[Recorded data]

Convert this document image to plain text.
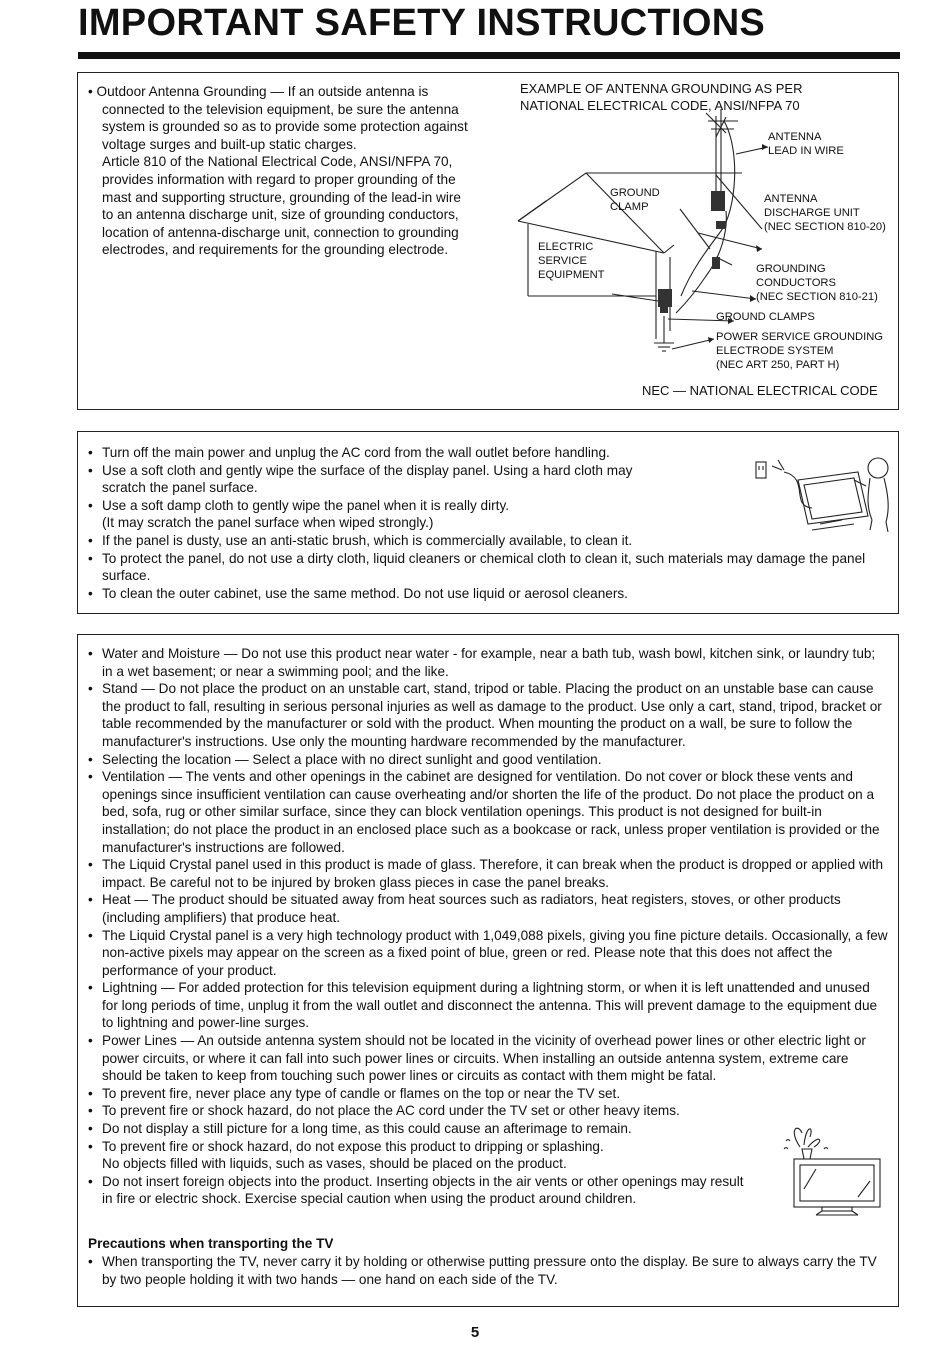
IMPORTANT SAFETY INSTRUCTIONS

• Outdoor Antenna Grounding — If an outside antenna is

connected to the television equipment, be sure the antenna

system is grounded so as to provide some protection against

voltage surges and built-up static charges.

Article 810 of the National Electrical Code, ANSI/NFPA 70,

provides information with regard to proper grounding of the

mast and supporting structure, grounding of the lead-in wire

to an antenna discharge unit, size of grounding conductors,

location of antenna-discharge unit, connection to grounding

electrodes, and requirements for the grounding electrode.

EXAMPLE OF ANTENNA GROUNDING AS PER
NATIONAL ELECTRICAL CODE, ANSI/NFPA 70
ANTENNA
LEAD IN WIRE
GROUND
CLAMP
ANTENNA
DISCHARGE UNIT
(NEC SECTION 810-20)
ELECTRIC
SERVICE
EQUIPMENT	GROUNDING
CONDUCTORS
(NEC SECTION 810-21)
GROUND CLAMPS
POWER SERVICE GROUNDING
ELECTRODE SYSTEM
(NEC ART 250, PART H)
NEC — NATIONAL ELECTRICAL CODE
• Turn off the main power and unplug the AC cord from the wall outlet before handling.
• Use a soft cloth and gently wipe the surface of the display panel. Using a hard cloth may
scratch the panel surface.
• Use a soft damp cloth to gently wipe the panel when it is really dirty.
(It may scratch the panel surface when wiped strongly.)
• If the panel is dusty, use an anti-static brush, which is commercially available, to clean it.
• To protect the panel, do not use a dirty cloth, liquid cleaners or chemical cloth to clean it, such materials may damage the panel surface.
• To clean the outer cabinet, use the same method. Do not use liquid or aerosol cleaners.
• Water and Moisture — Do not use this product near water - for example, near a bath tub, wash bowl, kitchen sink, or laundry tub; in a wet basement; or near a swimming pool; and the like.
• Stand — Do not place the product on an unstable cart, stand, tripod or table. Placing the product on an unstable base can cause the product to fall, resulting in serious personal injuries as well as damage to the product. Use only a cart, stand, tripod, bracket or table recommended by the manufacturer or sold with the product. When mounting the product on a wall, be sure to follow the manufacturer's instructions. Use only the mounting hardware recommended by the manufacturer.
• Selecting the location — Select a place with no direct sunlight and good ventilation.
• Ventilation — The vents and other openings in the cabinet are designed for ventilation. Do not cover or block these vents and openings since insufficient ventilation can cause overheating and/or shorten the life of the product. Do not place the product on a bed, sofa, rug or other similar surface, since they can block ventilation openings. This product is not designed for built-in installation; do not place the product in an enclosed place such as a bookcase or rack, unless proper ventilation is provided or the manufacturer's instructions are followed.
• The Liquid Crystal panel used in this product is made of glass. Therefore, it can break when the product is dropped or applied with impact. Be careful not to be injured by broken glass pieces in case the panel breaks.
• Heat — The product should be situated away from heat sources such as radiators, heat registers, stoves, or other products (including amplifiers) that produce heat.
• The Liquid Crystal panel is a very high technology product with 1,049,088 pixels, giving you fine picture details. Occasionally, a few non-active pixels may appear on the screen as a fixed point of blue, green or red. Please note that this does not affect the performance of your product.
• Lightning — For added protection for this television equipment during a lightning storm, or when it is left unattended and unused for long periods of time, unplug it from the wall outlet and disconnect the antenna. This will prevent damage to the equipment due to lightning and power-line surges.
• Power Lines — An outside antenna system should not be located in the vicinity of overhead power lines or other electric light or power circuits, or where it can fall into such power lines or circuits. When installing an outside antenna system, extreme care should be taken to keep from touching such power lines or circuits as contact with them might be fatal.
• To prevent fire, never place any type of candle or flames on the top or near the TV set.
• To prevent fire or shock hazard, do not place the AC cord under the TV set or other heavy items.
• Do not display a still picture for a long time, as this could cause an afterimage to remain.
• To prevent fire or shock hazard, do not expose this product to dripping or splashing.
No objects filled with liquids, such as vases, should be placed on the product.
• Do not insert foreign objects into the product. Inserting objects in the air vents or other openings may result in fire or electric shock. Exercise special caution when using the product around children.
Precautions when transporting the TV
• When transporting the TV, never carry it by holding or otherwise putting pressure onto the display. Be sure to always carry the TV by two people holding it with two hands — one hand on each side of the TV.
5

**Task objective**
Copy every line of the data exactly as written, excluding the pictures.

**Response to this exercise**
Convert this document image to plain text.
IMPORTANT SAFETY INSTRUCTIONS

• Outdoor Antenna Grounding — If an outside antenna is

connected to the television equipment, be sure the antenna

system is grounded so as to provide some protection against

voltage surges and built-up static charges.

Article 810 of the National Electrical Code, ANSI/NFPA 70,

provides information with regard to proper grounding of the

mast and supporting structure, grounding of the lead-in wire

to an antenna discharge unit, size of grounding conductors,

location of antenna-discharge unit, connection to grounding

electrodes, and requirements for the grounding electrode.

EXAMPLE OF ANTENNA GROUNDING AS PER
NATIONAL ELECTRICAL CODE, ANSI/NFPA 70
ANTENNA
LEAD IN WIRE
GROUND
CLAMP
ANTENNA
DISCHARGE UNIT
(NEC SECTION 810-20)
ELECTRIC
SERVICE
EQUIPMENT	GROUNDING
CONDUCTORS
(NEC SECTION 810-21)
GROUND CLAMPS
POWER SERVICE GROUNDING
ELECTRODE SYSTEM
(NEC ART 250, PART H)
NEC — NATIONAL ELECTRICAL CODE
• Turn off the main power and unplug the AC cord from the wall outlet before handling.
• Use a soft cloth and gently wipe the surface of the display panel. Using a hard cloth may
scratch the panel surface.
• Use a soft damp cloth to gently wipe the panel when it is really dirty.
(It may scratch the panel surface when wiped strongly.)
• If the panel is dusty, use an anti-static brush, which is commercially available, to clean it.
• To protect the panel, do not use a dirty cloth, liquid cleaners or chemical cloth to clean it, such materials may damage the panel surface.
• To clean the outer cabinet, use the same method. Do not use liquid or aerosol cleaners.
• Water and Moisture — Do not use this product near water - for example, near a bath tub, wash bowl, kitchen sink, or laundry tub; in a wet basement; or near a swimming pool; and the like.
• Stand — Do not place the product on an unstable cart, stand, tripod or table. Placing the product on an unstable base can cause the product to fall, resulting in serious personal injuries as well as damage to the product. Use only a cart, stand, tripod, bracket or table recommended by the manufacturer or sold with the product. When mounting the product on a wall, be sure to follow the manufacturer's instructions. Use only the mounting hardware recommended by the manufacturer.
• Selecting the location — Select a place with no direct sunlight and good ventilation.
• Ventilation — The vents and other openings in the cabinet are designed for ventilation. Do not cover or block these vents and openings since insufficient ventilation can cause overheating and/or shorten the life of the product. Do not place the product on a bed, sofa, rug or other similar surface, since they can block ventilation openings. This product is not designed for built-in installation; do not place the product in an enclosed place such as a bookcase or rack, unless proper ventilation is provided or the manufacturer's instructions are followed.
• The Liquid Crystal panel used in this product is made of glass. Therefore, it can break when the product is dropped or applied with impact. Be careful not to be injured by broken glass pieces in case the panel breaks.
• Heat — The product should be situated away from heat sources such as radiators, heat registers, stoves, or other products (including amplifiers) that produce heat.
• The Liquid Crystal panel is a very high technology product with 1,049,088 pixels, giving you fine picture details. Occasionally, a few non-active pixels may appear on the screen as a fixed point of blue, green or red. Please note that this does not affect the performance of your product.
• Lightning — For added protection for this television equipment during a lightning storm, or when it is left unattended and unused for long periods of time, unplug it from the wall outlet and disconnect the antenna. This will prevent damage to the equipment due to lightning and power-line surges.
• Power Lines — An outside antenna system should not be located in the vicinity of overhead power lines or other electric light or power circuits, or where it can fall into such power lines or circuits. When installing an outside antenna system, extreme care should be taken to keep from touching such power lines or circuits as contact with them might be fatal.
• To prevent fire, never place any type of candle or flames on the top or near the TV set.
• To prevent fire or shock hazard, do not place the AC cord under the TV set or other heavy items.
• Do not display a still picture for a long time, as this could cause an afterimage to remain.
• To prevent fire or shock hazard, do not expose this product to dripping or splashing.
No objects filled with liquids, such as vases, should be placed on the product.
• Do not insert foreign objects into the product. Inserting objects in the air vents or other openings may result in fire or electric shock. Exercise special caution when using the product around children.
Precautions when transporting the TV
• When transporting the TV, never carry it by holding or otherwise putting pressure onto the display. Be sure to always carry the TV by two people holding it with two hands — one hand on each side of the TV.
5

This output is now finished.